__Hedef A__
Demokrasi üzerine yazıya göre zengin olma hayallerimiz hep nerededir?
__Hedef B__
Demokrasi üzerine yazıda "Lambadan cin çıkarmaya" sözlerinden başlayıp "kazanmalı yaşam formüllerini." sözlerine kadar uzanan her şeyi aynen yeniden yazın.

SEÇİL'MEK?

SEÇİL'MEK?

Hala anlaşılamamış olması, sanıyorum bizim hatamız.
Yeterince anlatamadık, demokrasinin ve sandığın toplumların gelişiminde aslında nasıl bir mucize olduğunu, kullandıkça, hayatın içinde var ettikçe, nasıl ışıldayan bir medeniyet yarattığını.
Lambadan cin çıkarmaya gerek yok, medeniyet yaratmak için, topluma barış huzur getirmek için.
Bu topraklarda biliriz, “göle maya çalıp, ya tutarsa” formüllerini. Az çalışıp, çok kazanmalı yaşam formüllerini.
Zengin olma hayallerimiz piyango biletlerinde ganyan kuponlarında hep. Çalışmayı sevmiyoruz, tembelliği sevdiğimiz kadar.

(Öğe konum girdileri)
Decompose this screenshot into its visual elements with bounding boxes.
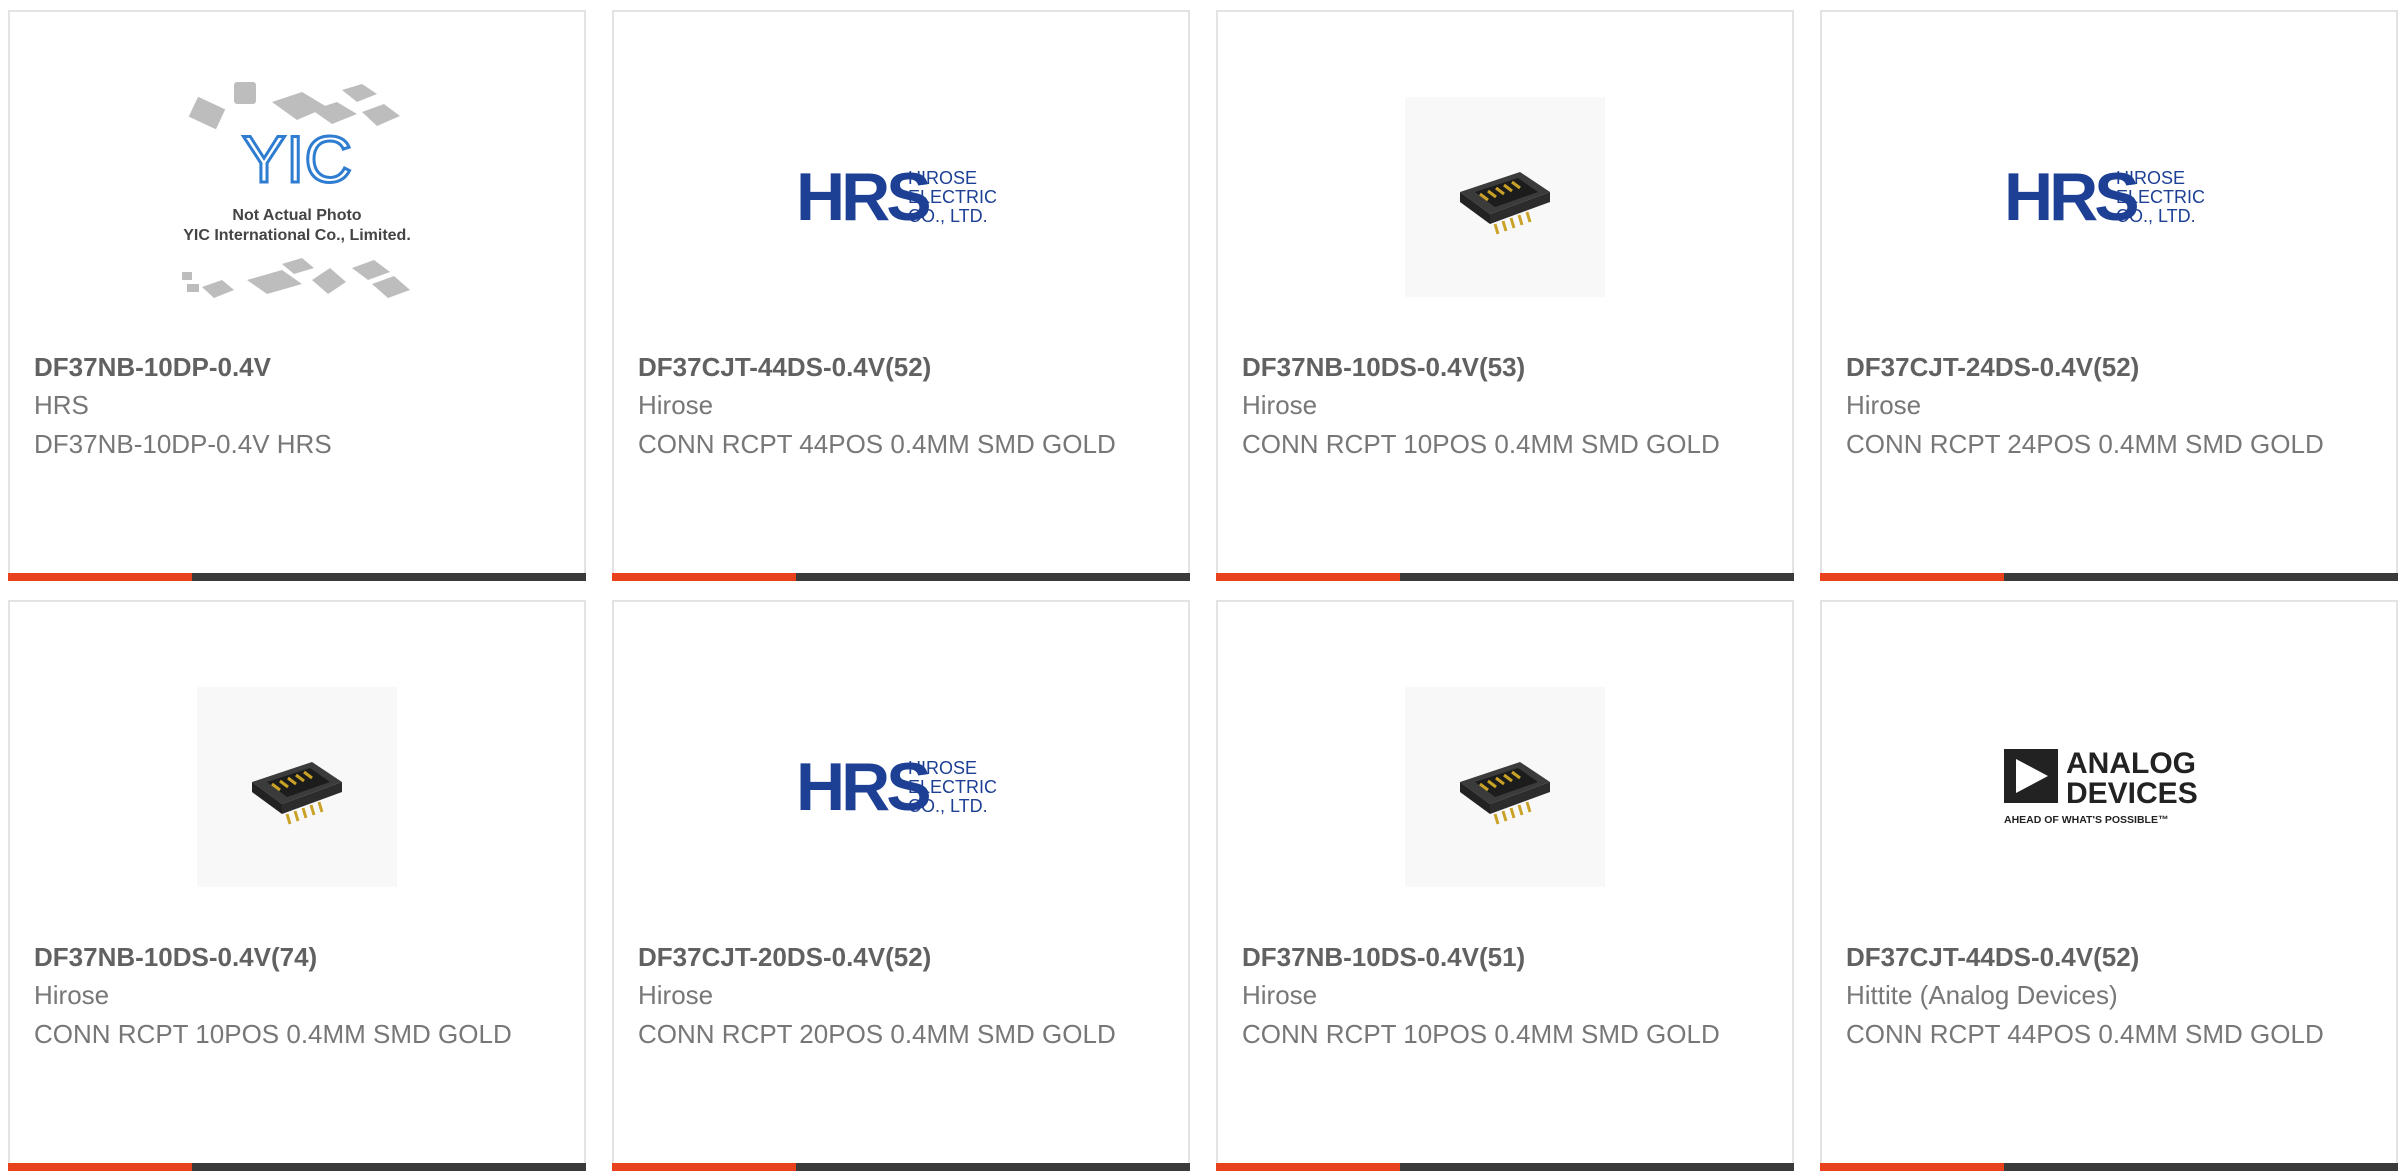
svg-text:ELECTRIC: ELECTRIC bbox=[908, 777, 997, 797]
card-bottom-bar bbox=[1216, 1163, 1794, 1171]
analog-devices-logo-icon: ANALOG DEVICES AHEAD OF WHAT'S POSSIBLE™ bbox=[2004, 747, 2198, 826]
card-bottom-bar bbox=[612, 573, 1190, 581]
product-name[interactable]: DF37NB-10DS-0.4V(53) bbox=[1242, 352, 1525, 383]
product-card[interactable]: HRS HIROSE ELECTRIC CO., LTD. DF37CJT-24… bbox=[1820, 10, 2398, 581]
connector-photo bbox=[197, 687, 397, 887]
product-name[interactable]: DF37CJT-20DS-0.4V(52) bbox=[638, 942, 931, 973]
product-name[interactable]: DF37NB-10DS-0.4V(51) bbox=[1242, 942, 1525, 973]
product-image[interactable]: HRS HIROSE ELECTRIC CO., LTD. bbox=[614, 662, 1188, 912]
card-accent-bar bbox=[8, 573, 192, 581]
product-image[interactable]: YIC Not Actual Photo YIC International C… bbox=[10, 72, 584, 322]
product-image[interactable]: HRS HIROSE ELECTRIC CO., LTD. bbox=[1822, 72, 2396, 322]
svg-text:AHEAD OF WHAT'S POSSIBLE™: AHEAD OF WHAT'S POSSIBLE™ bbox=[2004, 814, 2168, 826]
product-name[interactable]: DF37CJT-24DS-0.4V(52) bbox=[1846, 352, 2139, 383]
card-bottom-bar bbox=[1820, 1163, 2398, 1171]
product-image[interactable] bbox=[10, 662, 584, 912]
card-accent-bar bbox=[1820, 573, 2004, 581]
product-name[interactable]: DF37NB-10DP-0.4V bbox=[34, 352, 271, 383]
product-manufacturer: Hirose bbox=[1846, 390, 1922, 420]
svg-text:CO., LTD.: CO., LTD. bbox=[2116, 206, 2196, 226]
svg-text:ANALOG: ANALOG bbox=[2066, 747, 2196, 780]
product-description: CONN RCPT 44POS 0.4MM SMD GOLD bbox=[638, 429, 1116, 459]
card-bottom-bar bbox=[8, 573, 586, 581]
product-image[interactable] bbox=[1218, 662, 1792, 912]
connector-photo bbox=[1405, 97, 1605, 297]
product-name[interactable]: DF37CJT-44DS-0.4V(52) bbox=[638, 352, 931, 383]
card-bottom-bar bbox=[1820, 573, 2398, 581]
product-description: CONN RCPT 24POS 0.4MM SMD GOLD bbox=[1846, 429, 2324, 459]
card-accent-bar bbox=[1216, 573, 1400, 581]
product-card[interactable]: YIC Not Actual Photo YIC International C… bbox=[8, 10, 586, 581]
card-accent-bar bbox=[612, 1163, 796, 1171]
product-name[interactable]: DF37NB-10DS-0.4V(74) bbox=[34, 942, 317, 973]
placeholder-photo-icon: YIC Not Actual Photo YIC International C… bbox=[182, 82, 411, 298]
svg-text:CO., LTD.: CO., LTD. bbox=[908, 796, 988, 816]
product-manufacturer: Hirose bbox=[34, 980, 110, 1010]
svg-text:YIC: YIC bbox=[242, 122, 352, 196]
product-manufacturer: Hirose bbox=[1242, 390, 1318, 420]
card-bottom-bar bbox=[1216, 573, 1794, 581]
product-manufacturer: Hirose bbox=[638, 980, 714, 1010]
product-description: CONN RCPT 44POS 0.4MM SMD GOLD bbox=[1846, 1019, 2324, 1049]
product-card[interactable]: ANALOG DEVICES AHEAD OF WHAT'S POSSIBLE™… bbox=[1820, 600, 2398, 1171]
hrs-logo-icon: HRS HIROSE ELECTRIC CO., LTD. bbox=[796, 162, 997, 232]
product-card[interactable]: HRS HIROSE ELECTRIC CO., LTD. DF37CJT-20… bbox=[612, 600, 1190, 1171]
product-description: CONN RCPT 10POS 0.4MM SMD GOLD bbox=[1242, 429, 1720, 459]
card-bottom-bar bbox=[8, 1163, 586, 1171]
connector-icon bbox=[1460, 172, 1550, 235]
svg-text:CO., LTD.: CO., LTD. bbox=[908, 206, 988, 226]
svg-text:Not Actual Photo: Not Actual Photo bbox=[232, 207, 361, 224]
product-manufacturer: Hittite (Analog Devices) bbox=[1846, 980, 2118, 1010]
product-description: CONN RCPT 20POS 0.4MM SMD GOLD bbox=[638, 1019, 1116, 1049]
product-image[interactable]: ANALOG DEVICES AHEAD OF WHAT'S POSSIBLE™ bbox=[1822, 662, 2396, 912]
card-accent-bar bbox=[8, 1163, 192, 1171]
svg-text:ELECTRIC: ELECTRIC bbox=[908, 187, 997, 207]
connector-icon bbox=[252, 762, 342, 825]
svg-text:ELECTRIC: ELECTRIC bbox=[2116, 187, 2205, 207]
product-name[interactable]: DF37CJT-44DS-0.4V(52) bbox=[1846, 942, 2139, 973]
product-card[interactable]: DF37NB-10DS-0.4V(74) Hirose CONN RCPT 10… bbox=[8, 600, 586, 1171]
card-accent-bar bbox=[1820, 1163, 2004, 1171]
product-description: CONN RCPT 10POS 0.4MM SMD GOLD bbox=[1242, 1019, 1720, 1049]
product-image[interactable]: HRS HIROSE ELECTRIC CO., LTD. bbox=[614, 72, 1188, 322]
product-card[interactable]: HRS HIROSE ELECTRIC CO., LTD. DF37CJT-44… bbox=[612, 10, 1190, 581]
product-manufacturer: Hirose bbox=[638, 390, 714, 420]
product-description: DF37NB-10DP-0.4V HRS bbox=[34, 429, 332, 459]
connector-photo bbox=[1405, 687, 1605, 887]
hrs-logo-icon: HRS HIROSE ELECTRIC CO., LTD. bbox=[2004, 162, 2205, 232]
product-card[interactable]: DF37NB-10DS-0.4V(51) Hirose CONN RCPT 10… bbox=[1216, 600, 1794, 1171]
card-bottom-bar bbox=[612, 1163, 1190, 1171]
card-accent-bar bbox=[612, 573, 796, 581]
product-manufacturer: Hirose bbox=[1242, 980, 1318, 1010]
svg-text:HIROSE: HIROSE bbox=[2116, 168, 2185, 188]
svg-text:YIC International Co., Limited: YIC International Co., Limited. bbox=[183, 227, 411, 244]
product-image[interactable] bbox=[1218, 72, 1792, 322]
product-card[interactable]: DF37NB-10DS-0.4V(53) Hirose CONN RCPT 10… bbox=[1216, 10, 1794, 581]
product-manufacturer: HRS bbox=[34, 390, 89, 420]
card-accent-bar bbox=[1216, 1163, 1400, 1171]
connector-icon bbox=[1460, 762, 1550, 825]
svg-text:HIROSE: HIROSE bbox=[908, 758, 977, 778]
product-description: CONN RCPT 10POS 0.4MM SMD GOLD bbox=[34, 1019, 512, 1049]
hrs-logo-icon: HRS HIROSE ELECTRIC CO., LTD. bbox=[796, 752, 997, 822]
svg-text:DEVICES: DEVICES bbox=[2066, 777, 2198, 810]
svg-text:HIROSE: HIROSE bbox=[908, 168, 977, 188]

__Çözüm A__
Piyango biletlerinde ve ganyan kuponlarında.

__Çözüm B__
Lambadan cin çıkarmaya gerek yok, medeniyet yaratmak için, topluma barış huzur getirmek için.
Bu topraklarda biliriz, “göle maya çalıp, ya tutarsa” formüllerini. Az çalışıp, çok kazanmalı yaşam formüllerini.